Copy each line that contains the string "nSchedule".

+++

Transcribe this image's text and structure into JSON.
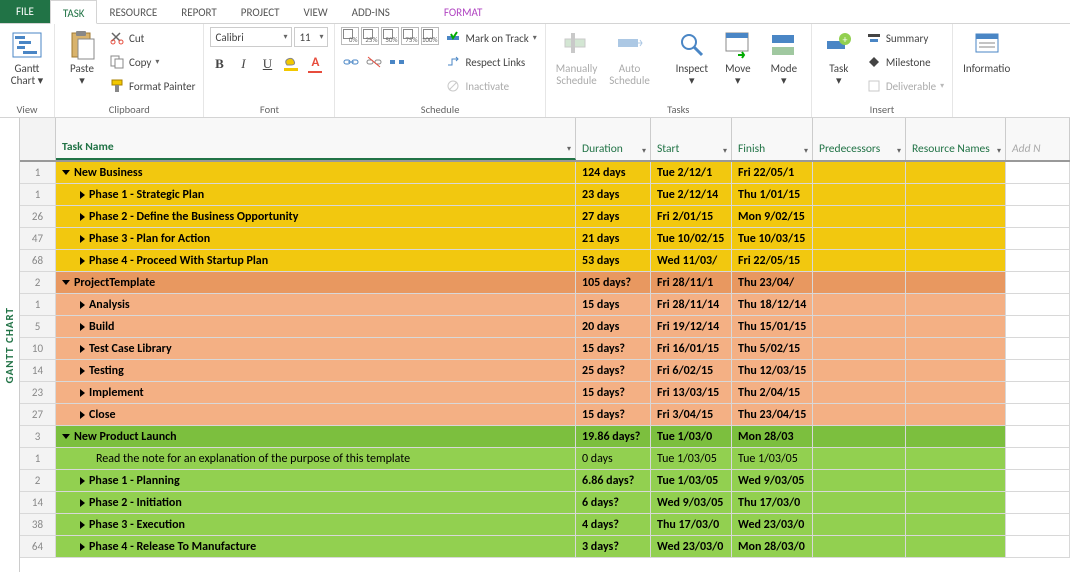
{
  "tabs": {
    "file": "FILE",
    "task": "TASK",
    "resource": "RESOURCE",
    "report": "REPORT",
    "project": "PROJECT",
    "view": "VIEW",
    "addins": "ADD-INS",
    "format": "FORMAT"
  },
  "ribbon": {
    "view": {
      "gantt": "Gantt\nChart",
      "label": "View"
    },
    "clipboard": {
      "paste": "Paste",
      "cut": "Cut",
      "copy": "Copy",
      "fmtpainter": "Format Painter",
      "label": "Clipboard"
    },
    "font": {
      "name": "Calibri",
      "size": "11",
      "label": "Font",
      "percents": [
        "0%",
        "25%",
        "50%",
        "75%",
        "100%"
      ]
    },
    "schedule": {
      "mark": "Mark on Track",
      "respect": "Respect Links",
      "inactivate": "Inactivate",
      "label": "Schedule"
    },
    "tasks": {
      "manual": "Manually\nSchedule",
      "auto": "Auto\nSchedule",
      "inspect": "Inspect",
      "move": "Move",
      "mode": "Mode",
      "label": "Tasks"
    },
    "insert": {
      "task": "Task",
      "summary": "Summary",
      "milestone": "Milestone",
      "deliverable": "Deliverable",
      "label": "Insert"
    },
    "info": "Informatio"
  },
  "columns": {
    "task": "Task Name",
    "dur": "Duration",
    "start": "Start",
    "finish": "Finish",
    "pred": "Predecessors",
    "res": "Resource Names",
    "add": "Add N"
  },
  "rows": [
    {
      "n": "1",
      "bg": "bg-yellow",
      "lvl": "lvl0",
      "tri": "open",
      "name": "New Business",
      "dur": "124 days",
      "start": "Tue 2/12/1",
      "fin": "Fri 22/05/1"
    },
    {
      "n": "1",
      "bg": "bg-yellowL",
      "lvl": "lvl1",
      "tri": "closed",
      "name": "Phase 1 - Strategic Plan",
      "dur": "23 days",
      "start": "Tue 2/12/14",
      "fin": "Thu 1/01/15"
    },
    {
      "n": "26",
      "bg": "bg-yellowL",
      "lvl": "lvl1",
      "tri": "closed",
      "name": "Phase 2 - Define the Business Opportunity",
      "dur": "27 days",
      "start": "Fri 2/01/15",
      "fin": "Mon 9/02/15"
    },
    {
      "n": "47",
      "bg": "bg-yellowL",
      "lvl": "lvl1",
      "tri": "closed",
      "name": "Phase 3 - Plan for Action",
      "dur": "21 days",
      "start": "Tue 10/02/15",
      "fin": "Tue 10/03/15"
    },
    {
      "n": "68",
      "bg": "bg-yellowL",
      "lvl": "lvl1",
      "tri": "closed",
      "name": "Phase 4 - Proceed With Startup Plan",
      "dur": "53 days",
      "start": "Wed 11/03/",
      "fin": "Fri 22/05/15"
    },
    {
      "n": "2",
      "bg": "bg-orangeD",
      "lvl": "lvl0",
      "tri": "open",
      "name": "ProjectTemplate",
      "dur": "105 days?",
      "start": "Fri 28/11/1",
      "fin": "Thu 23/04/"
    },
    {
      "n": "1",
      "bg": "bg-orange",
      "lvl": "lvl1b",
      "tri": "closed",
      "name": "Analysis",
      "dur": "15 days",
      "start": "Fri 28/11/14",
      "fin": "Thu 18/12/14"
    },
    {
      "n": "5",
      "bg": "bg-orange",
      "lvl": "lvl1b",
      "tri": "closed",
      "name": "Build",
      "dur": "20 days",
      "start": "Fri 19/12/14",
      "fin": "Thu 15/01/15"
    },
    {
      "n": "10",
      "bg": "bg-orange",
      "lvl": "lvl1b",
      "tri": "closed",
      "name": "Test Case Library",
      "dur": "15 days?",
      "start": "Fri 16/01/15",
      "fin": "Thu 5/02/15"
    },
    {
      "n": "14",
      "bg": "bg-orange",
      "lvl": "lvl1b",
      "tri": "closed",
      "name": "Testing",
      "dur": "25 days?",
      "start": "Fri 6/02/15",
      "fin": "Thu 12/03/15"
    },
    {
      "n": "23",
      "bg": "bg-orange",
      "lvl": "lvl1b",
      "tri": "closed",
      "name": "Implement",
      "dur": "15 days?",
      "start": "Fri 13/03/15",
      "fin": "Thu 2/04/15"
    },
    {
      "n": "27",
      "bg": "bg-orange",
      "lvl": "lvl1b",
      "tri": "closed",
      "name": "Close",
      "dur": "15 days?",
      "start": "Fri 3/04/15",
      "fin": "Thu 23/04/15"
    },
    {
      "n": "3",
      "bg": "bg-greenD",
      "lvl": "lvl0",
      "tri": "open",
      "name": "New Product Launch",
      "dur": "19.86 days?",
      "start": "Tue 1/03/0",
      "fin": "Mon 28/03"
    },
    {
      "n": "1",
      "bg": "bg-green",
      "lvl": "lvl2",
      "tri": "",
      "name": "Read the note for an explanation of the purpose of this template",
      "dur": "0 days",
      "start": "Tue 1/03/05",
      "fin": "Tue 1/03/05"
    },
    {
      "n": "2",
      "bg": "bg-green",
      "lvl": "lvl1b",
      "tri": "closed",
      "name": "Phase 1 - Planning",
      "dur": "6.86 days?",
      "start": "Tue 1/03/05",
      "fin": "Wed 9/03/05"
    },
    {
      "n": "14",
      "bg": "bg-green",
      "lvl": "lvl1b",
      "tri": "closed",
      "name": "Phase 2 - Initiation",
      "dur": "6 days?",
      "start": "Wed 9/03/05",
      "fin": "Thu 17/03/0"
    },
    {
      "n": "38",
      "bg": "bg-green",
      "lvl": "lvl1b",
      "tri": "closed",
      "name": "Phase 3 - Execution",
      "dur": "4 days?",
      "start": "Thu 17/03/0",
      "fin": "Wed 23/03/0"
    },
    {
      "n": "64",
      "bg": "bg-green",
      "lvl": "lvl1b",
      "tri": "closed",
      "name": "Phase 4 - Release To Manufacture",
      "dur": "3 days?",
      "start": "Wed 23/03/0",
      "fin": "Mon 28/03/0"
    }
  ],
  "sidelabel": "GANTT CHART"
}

+++

* [The response]:
      "manual": "Manually\nSchedule",
      "auto": "Auto\nSchedule",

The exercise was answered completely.